## START
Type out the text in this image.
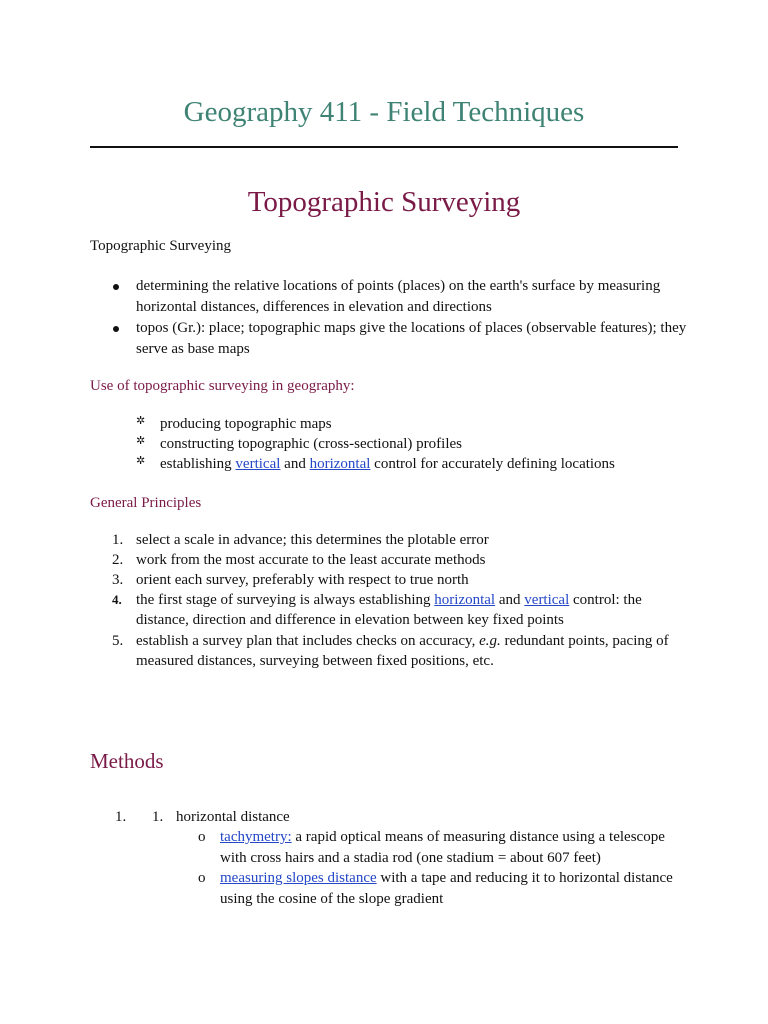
Geography 411 - Field Techniques
Topographic Surveying
Topographic Surveying
determining the relative locations of points (places) on the earth's surface by measuring horizontal distances, differences in elevation and directions
topos (Gr.): place; topographic maps give the locations of places (observable features); they serve as base maps
Use of topographic surveying in geography:
✲ producing topographic maps
✲ constructing topographic (cross-sectional) profiles
✲ establishing vertical and horizontal control for accurately defining locations
General Principles
1. select a scale in advance; this determines the plotable error
2. work from the most accurate to the least accurate methods
3. orient each survey, preferably with respect to true north
4. the first stage of surveying is always establishing horizontal and vertical control: the distance, direction and difference in elevation between key fixed points
5. establish a survey plan that includes checks on accuracy, e.g. redundant points, pacing of measured distances, surveying between fixed positions, etc.
Methods
1. 1. horizontal distance
o tachymetry: a rapid optical means of measuring distance using a telescope with cross hairs and a stadia rod (one stadium = about 607 feet)
o measuring slopes distance with a tape and reducing it to horizontal distance using the cosine of the slope gradient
## END
_Given exercise_
Search the data for the string "elevation". List each line that has it.

_Complete answer_
determining the relative locations of points (places) on the earth's surface by measuring horizontal distances, differences in elevation and directions
4. the first stage of surveying is always establishing horizontal and vertical control: the distance, direction and difference in elevation between key fixed points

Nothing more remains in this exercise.